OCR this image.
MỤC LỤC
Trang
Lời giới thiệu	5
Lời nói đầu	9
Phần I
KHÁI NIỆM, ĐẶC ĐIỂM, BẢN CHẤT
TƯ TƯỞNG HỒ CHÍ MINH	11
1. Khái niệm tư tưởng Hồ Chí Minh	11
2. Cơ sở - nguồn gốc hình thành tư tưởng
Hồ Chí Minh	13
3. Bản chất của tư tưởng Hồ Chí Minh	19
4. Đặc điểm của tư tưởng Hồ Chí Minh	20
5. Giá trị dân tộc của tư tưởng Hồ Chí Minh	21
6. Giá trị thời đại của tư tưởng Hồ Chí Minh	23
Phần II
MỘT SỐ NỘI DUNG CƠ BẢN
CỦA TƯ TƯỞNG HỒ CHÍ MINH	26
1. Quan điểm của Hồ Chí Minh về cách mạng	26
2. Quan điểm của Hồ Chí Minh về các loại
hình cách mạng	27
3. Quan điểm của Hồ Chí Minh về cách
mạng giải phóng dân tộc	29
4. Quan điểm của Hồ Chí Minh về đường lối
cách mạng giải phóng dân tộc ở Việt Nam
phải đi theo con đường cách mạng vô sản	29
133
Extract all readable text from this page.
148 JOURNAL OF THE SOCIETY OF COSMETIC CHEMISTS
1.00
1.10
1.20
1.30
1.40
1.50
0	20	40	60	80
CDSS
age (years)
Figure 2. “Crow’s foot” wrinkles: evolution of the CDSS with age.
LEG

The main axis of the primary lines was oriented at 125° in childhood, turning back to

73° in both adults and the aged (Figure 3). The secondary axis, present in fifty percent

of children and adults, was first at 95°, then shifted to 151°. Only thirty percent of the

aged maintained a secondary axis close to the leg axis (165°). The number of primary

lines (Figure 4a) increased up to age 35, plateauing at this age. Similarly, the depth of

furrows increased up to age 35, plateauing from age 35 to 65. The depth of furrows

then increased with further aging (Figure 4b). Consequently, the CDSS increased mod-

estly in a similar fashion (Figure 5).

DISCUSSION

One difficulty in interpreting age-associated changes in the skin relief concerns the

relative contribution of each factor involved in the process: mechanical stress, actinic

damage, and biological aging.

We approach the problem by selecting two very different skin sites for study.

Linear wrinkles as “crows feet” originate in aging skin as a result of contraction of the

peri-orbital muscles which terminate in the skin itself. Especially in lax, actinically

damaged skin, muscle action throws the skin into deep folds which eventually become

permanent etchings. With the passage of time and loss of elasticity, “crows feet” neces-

[Problem requirements]: Retype the entries exactly, including every line.

[Task response]:
OCR this image.
MỤC LỤC
Trang
Lời giới thiệu	5
Lời nói đầu	9
Phần I
KHÁI NIỆM, ĐẶC ĐIỂM, BẢN CHẤT
TƯ TƯỞNG HỒ CHÍ MINH	11
1. Khái niệm tư tưởng Hồ Chí Minh	11
2. Cơ sở - nguồn gốc hình thành tư tưởng
Hồ Chí Minh	13
3. Bản chất của tư tưởng Hồ Chí Minh	19
4. Đặc điểm của tư tưởng Hồ Chí Minh	20
5. Giá trị dân tộc của tư tưởng Hồ Chí Minh	21
6. Giá trị thời đại của tư tưởng Hồ Chí Minh	23
Phần II
MỘT SỐ NỘI DUNG CƠ BẢN
CỦA TƯ TƯỞNG HỒ CHÍ MINH	26
1. Quan điểm của Hồ Chí Minh về cách mạng	26
2. Quan điểm của Hồ Chí Minh về các loại
hình cách mạng	27
3. Quan điểm của Hồ Chí Minh về cách
mạng giải phóng dân tộc	29
4. Quan điểm của Hồ Chí Minh về đường lối
cách mạng giải phóng dân tộc ở Việt Nam
phải đi theo con đường cách mạng vô sản	29
133
Extract all readable text from this page.
148 JOURNAL OF THE SOCIETY OF COSMETIC CHEMISTS
1.00
1.10
1.20
1.30
1.40
1.50
0	20	40	60	80
CDSS
age (years)
Figure 2. “Crow’s foot” wrinkles: evolution of the CDSS with age.
LEG

The main axis of the primary lines was oriented at 125° in childhood, turning back to

73° in both adults and the aged (Figure 3). The secondary axis, present in fifty percent

of children and adults, was first at 95°, then shifted to 151°. Only thirty percent of the

aged maintained a secondary axis close to the leg axis (165°). The number of primary

lines (Figure 4a) increased up to age 35, plateauing at this age. Similarly, the depth of

furrows increased up to age 35, plateauing from age 35 to 65. The depth of furrows

then increased with further aging (Figure 4b). Consequently, the CDSS increased mod-

estly in a similar fashion (Figure 5).

DISCUSSION

One difficulty in interpreting age-associated changes in the skin relief concerns the

relative contribution of each factor involved in the process: mechanical stress, actinic

damage, and biological aging.

We approach the problem by selecting two very different skin sites for study.

Linear wrinkles as “crows feet” originate in aging skin as a result of contraction of the

peri-orbital muscles which terminate in the skin itself. Especially in lax, actinically

damaged skin, muscle action throws the skin into deep folds which eventually become

permanent etchings. With the passage of time and loss of elasticity, “crows feet” neces-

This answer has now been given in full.